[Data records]
____
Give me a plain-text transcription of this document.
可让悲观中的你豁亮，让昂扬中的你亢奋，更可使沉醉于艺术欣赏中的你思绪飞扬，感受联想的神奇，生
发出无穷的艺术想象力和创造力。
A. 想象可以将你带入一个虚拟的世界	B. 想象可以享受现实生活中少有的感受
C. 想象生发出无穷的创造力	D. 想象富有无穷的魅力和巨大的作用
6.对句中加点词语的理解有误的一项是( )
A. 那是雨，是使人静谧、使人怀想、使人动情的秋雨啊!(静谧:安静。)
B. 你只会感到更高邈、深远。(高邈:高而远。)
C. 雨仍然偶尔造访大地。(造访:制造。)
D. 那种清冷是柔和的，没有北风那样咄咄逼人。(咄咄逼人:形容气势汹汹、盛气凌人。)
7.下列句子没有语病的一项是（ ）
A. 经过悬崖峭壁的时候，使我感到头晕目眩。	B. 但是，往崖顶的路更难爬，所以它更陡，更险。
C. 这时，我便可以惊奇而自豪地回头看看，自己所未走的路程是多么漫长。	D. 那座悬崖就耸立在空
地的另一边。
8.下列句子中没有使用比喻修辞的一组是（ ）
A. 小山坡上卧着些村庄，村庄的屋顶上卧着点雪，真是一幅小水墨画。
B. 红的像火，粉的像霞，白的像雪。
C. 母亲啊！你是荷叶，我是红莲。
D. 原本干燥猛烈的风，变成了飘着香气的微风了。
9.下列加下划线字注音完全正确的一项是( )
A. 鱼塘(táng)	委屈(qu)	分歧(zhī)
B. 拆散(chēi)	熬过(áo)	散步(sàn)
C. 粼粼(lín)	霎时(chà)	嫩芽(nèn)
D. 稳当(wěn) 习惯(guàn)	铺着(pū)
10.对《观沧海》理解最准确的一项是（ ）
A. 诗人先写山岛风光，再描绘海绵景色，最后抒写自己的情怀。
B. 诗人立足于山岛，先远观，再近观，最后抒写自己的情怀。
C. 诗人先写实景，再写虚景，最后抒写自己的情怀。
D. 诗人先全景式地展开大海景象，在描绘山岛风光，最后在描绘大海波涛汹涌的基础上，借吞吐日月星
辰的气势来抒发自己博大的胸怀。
____
- [Work to complete]
Find how many lines in the listing hold "最后抒写自己的情怀", and reply with that number only.

- [Finished task]
3